# Exercise data
:::
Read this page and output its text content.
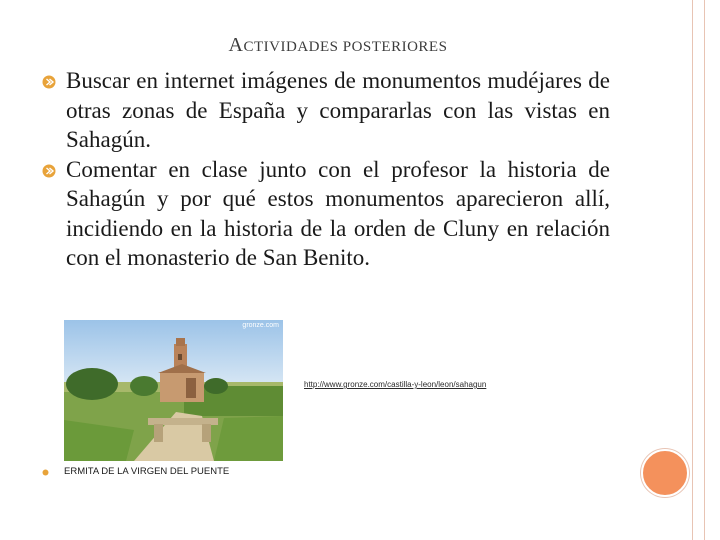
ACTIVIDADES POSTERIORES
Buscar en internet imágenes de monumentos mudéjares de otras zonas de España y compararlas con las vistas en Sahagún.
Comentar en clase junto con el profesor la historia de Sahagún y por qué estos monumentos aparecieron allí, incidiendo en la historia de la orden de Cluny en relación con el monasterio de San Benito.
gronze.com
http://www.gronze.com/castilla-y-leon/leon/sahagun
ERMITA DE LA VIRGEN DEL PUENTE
:::
# Your goal
List all lines from the entries that include the word "Sahagún".

# Output for this task
Buscar en internet imágenes de monumentos mudéjares de otras zonas de España y compararlas con las vistas en Sahagún.
Comentar en clase junto con el profesor la historia de Sahagún y por qué estos monumentos aparecieron allí, incidiendo en la historia de la orden de Cluny en relación con el monasterio de San Benito.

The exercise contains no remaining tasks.